> What you are asked to do: Using the records that follow, copy every line containing the word "一级造价师之建设工程计价".

★ ★ ★

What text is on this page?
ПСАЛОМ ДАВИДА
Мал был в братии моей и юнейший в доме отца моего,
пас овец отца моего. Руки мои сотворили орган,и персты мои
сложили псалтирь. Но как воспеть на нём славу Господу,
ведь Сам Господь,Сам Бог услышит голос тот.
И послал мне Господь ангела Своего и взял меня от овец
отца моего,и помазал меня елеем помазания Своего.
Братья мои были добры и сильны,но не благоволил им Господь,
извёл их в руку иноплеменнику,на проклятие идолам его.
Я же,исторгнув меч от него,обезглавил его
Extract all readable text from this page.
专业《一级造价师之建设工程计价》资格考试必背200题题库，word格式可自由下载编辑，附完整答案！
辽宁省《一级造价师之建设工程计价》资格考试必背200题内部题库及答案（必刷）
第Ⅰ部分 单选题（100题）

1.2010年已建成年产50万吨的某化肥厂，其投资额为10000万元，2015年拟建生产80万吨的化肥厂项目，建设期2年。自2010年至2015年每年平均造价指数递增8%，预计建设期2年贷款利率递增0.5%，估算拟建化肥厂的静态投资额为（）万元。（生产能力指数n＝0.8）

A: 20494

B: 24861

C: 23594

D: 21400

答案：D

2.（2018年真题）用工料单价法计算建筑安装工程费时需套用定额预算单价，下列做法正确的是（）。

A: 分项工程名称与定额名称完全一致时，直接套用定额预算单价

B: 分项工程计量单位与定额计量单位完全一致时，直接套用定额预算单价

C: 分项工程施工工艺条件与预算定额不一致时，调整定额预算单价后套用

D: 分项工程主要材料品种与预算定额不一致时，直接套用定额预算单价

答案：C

★ ★ ★

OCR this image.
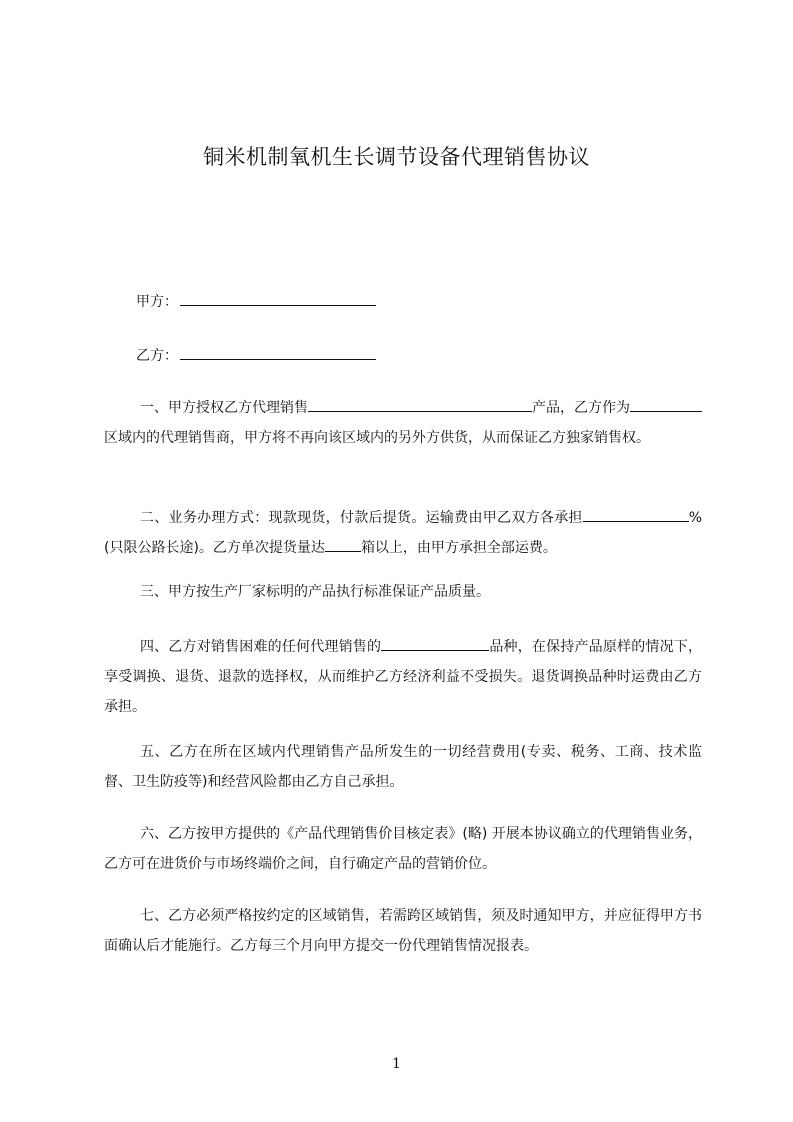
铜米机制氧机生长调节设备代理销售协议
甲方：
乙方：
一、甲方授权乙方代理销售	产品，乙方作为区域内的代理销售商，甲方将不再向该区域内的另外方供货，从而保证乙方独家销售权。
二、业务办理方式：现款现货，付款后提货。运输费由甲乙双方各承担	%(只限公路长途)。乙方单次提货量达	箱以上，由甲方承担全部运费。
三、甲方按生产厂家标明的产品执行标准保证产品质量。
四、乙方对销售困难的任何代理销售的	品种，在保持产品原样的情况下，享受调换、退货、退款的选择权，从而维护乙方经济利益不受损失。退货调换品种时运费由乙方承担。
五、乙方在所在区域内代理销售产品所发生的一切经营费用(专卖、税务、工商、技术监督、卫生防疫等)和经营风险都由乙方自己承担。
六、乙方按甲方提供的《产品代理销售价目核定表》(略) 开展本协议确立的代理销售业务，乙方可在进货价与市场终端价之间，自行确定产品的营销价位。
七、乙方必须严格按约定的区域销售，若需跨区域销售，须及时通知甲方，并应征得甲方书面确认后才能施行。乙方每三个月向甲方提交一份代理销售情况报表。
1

★ ★ ★

> Written reply:
专业《一级造价师之建设工程计价》资格考试必背200题题库，word格式可自由下载编辑，附完整答案！
辽宁省《一级造价师之建设工程计价》资格考试必背200题内部题库及答案（必刷）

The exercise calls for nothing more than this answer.